** Directive **
Can you restate the records below word for word?

[Stored data]
☆ ☆ ☆ ☆

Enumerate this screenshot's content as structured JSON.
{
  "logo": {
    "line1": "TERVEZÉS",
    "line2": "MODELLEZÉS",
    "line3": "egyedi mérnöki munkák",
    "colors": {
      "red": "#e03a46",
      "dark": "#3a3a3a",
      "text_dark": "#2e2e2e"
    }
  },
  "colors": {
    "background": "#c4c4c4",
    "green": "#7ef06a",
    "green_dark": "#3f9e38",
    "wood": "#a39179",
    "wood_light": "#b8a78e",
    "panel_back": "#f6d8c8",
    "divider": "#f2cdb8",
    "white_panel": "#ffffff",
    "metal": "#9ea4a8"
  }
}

☆ ☆ ☆ ☆

** Final result **
Enumerate this screenshot's content as structured JSON.
{
  "logo": {
    "line1": "TERVEZÉS",
    "line2": "MODELLEZÉS",
    "line3": "egyedi mérnöki munkák",
    "colors": {
      "red": "#e03a46",
      "dark": "#3a3a3a",
      "text_dark": "#2e2e2e"
    }
  },
  "colors": {
    "background": "#c4c4c4",
    "green": "#7ef06a",
    "green_dark": "#3f9e38",
    "wood": "#a39179",
    "wood_light": "#b8a78e",
    "panel_back": "#f6d8c8",
    "divider": "#f2cdb8",
    "white_panel": "#ffffff",
    "metal": "#9ea4a8"
  }
}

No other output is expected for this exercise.